--- Data lines ---
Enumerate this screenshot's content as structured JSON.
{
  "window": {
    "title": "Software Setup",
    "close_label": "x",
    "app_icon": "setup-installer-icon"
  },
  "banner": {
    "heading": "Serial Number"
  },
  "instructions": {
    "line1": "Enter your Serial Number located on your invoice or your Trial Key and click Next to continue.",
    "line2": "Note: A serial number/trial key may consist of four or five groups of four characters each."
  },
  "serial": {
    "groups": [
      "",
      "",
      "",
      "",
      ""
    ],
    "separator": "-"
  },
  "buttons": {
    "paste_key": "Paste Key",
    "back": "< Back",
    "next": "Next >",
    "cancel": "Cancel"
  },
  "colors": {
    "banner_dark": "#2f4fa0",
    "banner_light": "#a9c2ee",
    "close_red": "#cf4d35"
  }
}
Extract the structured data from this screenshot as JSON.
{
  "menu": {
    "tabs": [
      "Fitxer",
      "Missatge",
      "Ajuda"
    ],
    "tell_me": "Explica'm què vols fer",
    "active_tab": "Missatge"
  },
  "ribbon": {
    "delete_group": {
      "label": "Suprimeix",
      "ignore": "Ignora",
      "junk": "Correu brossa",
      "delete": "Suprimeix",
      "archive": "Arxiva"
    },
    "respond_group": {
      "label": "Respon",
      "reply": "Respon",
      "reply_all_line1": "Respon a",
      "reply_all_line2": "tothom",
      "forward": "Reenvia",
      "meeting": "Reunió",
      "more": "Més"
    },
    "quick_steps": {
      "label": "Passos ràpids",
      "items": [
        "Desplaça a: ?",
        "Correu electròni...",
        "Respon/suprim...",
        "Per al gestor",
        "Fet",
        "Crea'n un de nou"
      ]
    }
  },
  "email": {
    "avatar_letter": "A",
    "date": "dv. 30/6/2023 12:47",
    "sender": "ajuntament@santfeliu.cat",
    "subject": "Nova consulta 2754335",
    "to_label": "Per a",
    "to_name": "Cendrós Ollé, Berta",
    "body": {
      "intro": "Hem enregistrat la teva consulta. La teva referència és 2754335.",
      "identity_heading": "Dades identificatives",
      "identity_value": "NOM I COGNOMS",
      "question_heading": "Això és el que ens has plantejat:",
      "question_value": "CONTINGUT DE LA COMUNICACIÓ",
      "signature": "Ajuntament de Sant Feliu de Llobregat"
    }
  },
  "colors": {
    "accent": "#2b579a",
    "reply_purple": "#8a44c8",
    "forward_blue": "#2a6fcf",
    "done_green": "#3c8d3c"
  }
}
---
--- Data lines ---
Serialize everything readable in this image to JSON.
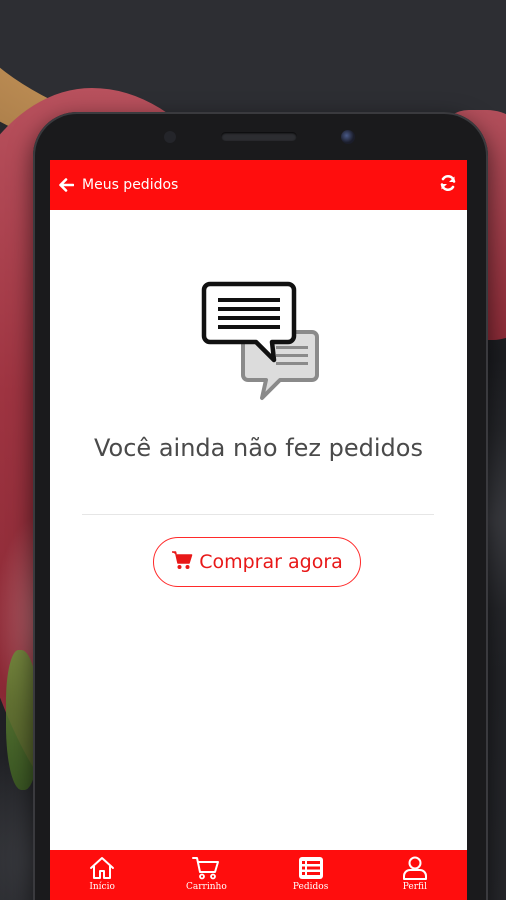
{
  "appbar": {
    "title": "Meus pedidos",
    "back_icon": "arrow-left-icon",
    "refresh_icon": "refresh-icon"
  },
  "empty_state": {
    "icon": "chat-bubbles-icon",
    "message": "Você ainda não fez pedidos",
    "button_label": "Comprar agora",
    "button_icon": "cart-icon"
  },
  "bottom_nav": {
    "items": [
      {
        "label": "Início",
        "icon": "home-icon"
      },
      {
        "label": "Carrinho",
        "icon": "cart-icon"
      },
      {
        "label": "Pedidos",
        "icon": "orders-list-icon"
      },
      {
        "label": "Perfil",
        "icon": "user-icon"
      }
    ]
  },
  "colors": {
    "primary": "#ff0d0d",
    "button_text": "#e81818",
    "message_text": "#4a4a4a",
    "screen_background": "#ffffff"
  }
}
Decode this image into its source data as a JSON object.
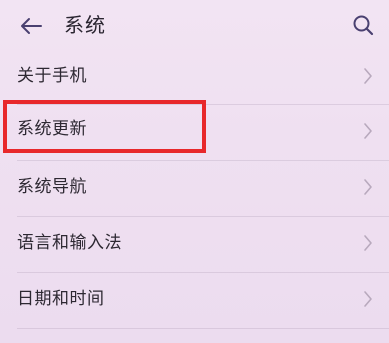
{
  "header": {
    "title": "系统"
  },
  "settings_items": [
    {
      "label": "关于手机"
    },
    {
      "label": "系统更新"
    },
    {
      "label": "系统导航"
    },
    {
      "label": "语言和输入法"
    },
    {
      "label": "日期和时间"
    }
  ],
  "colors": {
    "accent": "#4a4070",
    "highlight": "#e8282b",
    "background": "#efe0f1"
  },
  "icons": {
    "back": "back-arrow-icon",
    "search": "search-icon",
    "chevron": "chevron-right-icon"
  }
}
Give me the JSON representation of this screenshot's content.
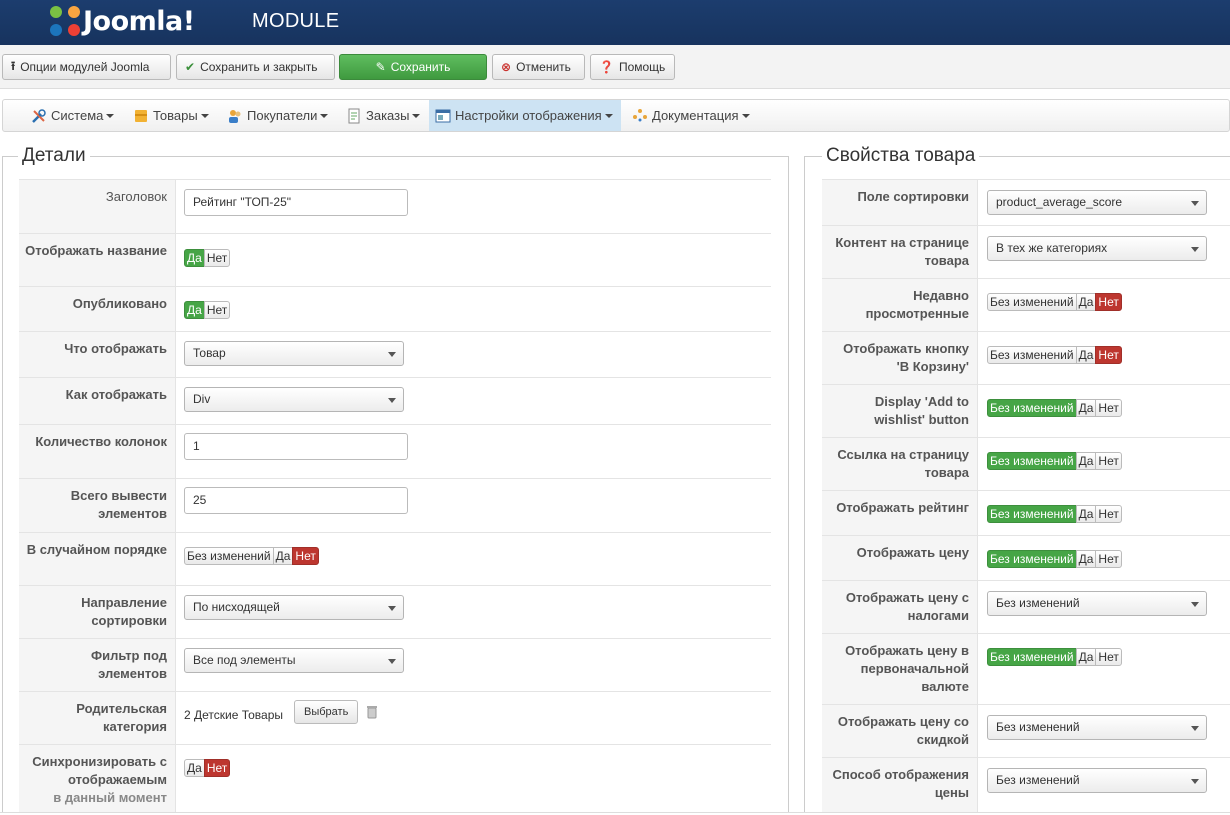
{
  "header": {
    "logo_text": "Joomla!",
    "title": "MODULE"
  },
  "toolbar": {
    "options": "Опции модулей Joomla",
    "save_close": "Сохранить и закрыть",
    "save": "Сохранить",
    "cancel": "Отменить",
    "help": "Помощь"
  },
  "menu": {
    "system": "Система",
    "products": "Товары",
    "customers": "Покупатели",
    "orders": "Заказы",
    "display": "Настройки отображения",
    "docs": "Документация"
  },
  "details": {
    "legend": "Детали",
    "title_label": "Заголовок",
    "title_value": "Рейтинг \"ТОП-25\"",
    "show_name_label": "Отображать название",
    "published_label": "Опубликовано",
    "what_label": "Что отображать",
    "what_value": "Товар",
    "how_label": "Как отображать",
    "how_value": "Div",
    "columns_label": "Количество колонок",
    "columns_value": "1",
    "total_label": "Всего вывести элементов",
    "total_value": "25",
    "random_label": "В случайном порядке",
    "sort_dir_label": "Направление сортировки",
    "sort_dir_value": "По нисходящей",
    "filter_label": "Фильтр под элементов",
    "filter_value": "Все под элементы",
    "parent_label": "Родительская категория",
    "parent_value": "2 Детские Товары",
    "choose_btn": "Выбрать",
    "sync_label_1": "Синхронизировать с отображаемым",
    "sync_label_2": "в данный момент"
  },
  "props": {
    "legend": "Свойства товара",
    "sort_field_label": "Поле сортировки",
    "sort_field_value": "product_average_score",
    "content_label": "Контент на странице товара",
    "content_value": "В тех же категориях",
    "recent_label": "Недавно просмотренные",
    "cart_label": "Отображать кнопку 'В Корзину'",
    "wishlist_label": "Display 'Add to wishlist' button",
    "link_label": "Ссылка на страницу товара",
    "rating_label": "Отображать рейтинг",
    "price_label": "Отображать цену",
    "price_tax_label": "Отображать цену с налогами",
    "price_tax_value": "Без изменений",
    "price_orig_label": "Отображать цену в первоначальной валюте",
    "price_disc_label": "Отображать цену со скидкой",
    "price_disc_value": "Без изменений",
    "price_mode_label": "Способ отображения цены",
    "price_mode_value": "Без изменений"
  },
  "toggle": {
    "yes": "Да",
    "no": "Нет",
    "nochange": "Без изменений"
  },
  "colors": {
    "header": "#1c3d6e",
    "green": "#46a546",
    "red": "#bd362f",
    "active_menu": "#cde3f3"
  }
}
---
### Task description:
Select every line above that contains the word "Next", and copy it.

### Result of the task:
    "line1": "Enter your Serial Number located on your invoice or your Trial Key and click Next to continue.",
    "next": "Next >",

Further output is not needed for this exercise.